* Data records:
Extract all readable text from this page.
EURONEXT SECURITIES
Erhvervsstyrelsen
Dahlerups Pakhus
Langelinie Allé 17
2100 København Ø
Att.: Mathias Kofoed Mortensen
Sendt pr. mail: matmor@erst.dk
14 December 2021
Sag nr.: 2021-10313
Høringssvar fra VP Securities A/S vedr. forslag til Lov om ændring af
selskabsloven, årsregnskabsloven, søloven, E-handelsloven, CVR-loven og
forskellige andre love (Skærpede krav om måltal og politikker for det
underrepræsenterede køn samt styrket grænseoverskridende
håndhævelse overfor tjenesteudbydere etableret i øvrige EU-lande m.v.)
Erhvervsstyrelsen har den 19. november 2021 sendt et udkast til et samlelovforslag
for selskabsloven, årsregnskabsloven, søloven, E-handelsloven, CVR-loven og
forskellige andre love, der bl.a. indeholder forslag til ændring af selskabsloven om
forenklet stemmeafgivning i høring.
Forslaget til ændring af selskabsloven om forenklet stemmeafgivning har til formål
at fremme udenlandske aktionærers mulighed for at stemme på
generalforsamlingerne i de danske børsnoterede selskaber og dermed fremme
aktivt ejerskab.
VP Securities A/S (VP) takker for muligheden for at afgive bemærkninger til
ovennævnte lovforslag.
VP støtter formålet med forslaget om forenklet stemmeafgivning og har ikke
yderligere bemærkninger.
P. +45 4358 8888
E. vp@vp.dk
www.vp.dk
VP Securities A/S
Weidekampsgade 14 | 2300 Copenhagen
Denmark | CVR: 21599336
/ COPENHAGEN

* WRITTEN PROBLEM:
Take the listing above and set it down exactly.

* EXERCISE ANSWER:
Extract all readable text from this page.
EURONEXT SECURITIES
Erhvervsstyrelsen
Dahlerups Pakhus
Langelinie Allé 17
2100 København Ø
Att.: Mathias Kofoed Mortensen
Sendt pr. mail: matmor@erst.dk
14 December 2021
Sag nr.: 2021-10313
Høringssvar fra VP Securities A/S vedr. forslag til Lov om ændring af
selskabsloven, årsregnskabsloven, søloven, E-handelsloven, CVR-loven og
forskellige andre love (Skærpede krav om måltal og politikker for det
underrepræsenterede køn samt styrket grænseoverskridende
håndhævelse overfor tjenesteudbydere etableret i øvrige EU-lande m.v.)
Erhvervsstyrelsen har den 19. november 2021 sendt et udkast til et samlelovforslag
for selskabsloven, årsregnskabsloven, søloven, E-handelsloven, CVR-loven og
forskellige andre love, der bl.a. indeholder forslag til ændring af selskabsloven om
forenklet stemmeafgivning i høring.
Forslaget til ændring af selskabsloven om forenklet stemmeafgivning har til formål
at fremme udenlandske aktionærers mulighed for at stemme på
generalforsamlingerne i de danske børsnoterede selskaber og dermed fremme
aktivt ejerskab.
VP Securities A/S (VP) takker for muligheden for at afgive bemærkninger til
ovennævnte lovforslag.
VP støtter formålet med forslaget om forenklet stemmeafgivning og har ikke
yderligere bemærkninger.
P. +45 4358 8888
E. vp@vp.dk
www.vp.dk
VP Securities A/S
Weidekampsgade 14 | 2300 Copenhagen
Denmark | CVR: 21599336
/ COPENHAGEN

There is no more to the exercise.